_Task to carry out_:
Collect all the lines that mention the word "edumoodle".

_Records to use_:
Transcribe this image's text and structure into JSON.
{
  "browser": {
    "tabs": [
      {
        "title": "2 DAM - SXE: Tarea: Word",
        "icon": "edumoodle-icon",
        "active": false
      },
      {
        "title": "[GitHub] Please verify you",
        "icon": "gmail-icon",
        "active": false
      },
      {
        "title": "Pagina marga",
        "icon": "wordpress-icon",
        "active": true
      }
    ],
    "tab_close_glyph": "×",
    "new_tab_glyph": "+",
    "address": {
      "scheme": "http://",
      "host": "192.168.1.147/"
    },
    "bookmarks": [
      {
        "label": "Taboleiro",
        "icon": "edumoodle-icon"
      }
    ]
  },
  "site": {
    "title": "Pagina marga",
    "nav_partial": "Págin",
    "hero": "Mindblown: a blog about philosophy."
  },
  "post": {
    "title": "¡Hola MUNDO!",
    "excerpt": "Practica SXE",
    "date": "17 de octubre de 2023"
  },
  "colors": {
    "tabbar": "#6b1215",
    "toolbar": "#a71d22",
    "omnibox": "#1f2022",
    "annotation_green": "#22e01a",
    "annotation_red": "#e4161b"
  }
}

_Solution to this task_:
        "icon": "edumoodle-icon",
        "icon": "edumoodle-icon"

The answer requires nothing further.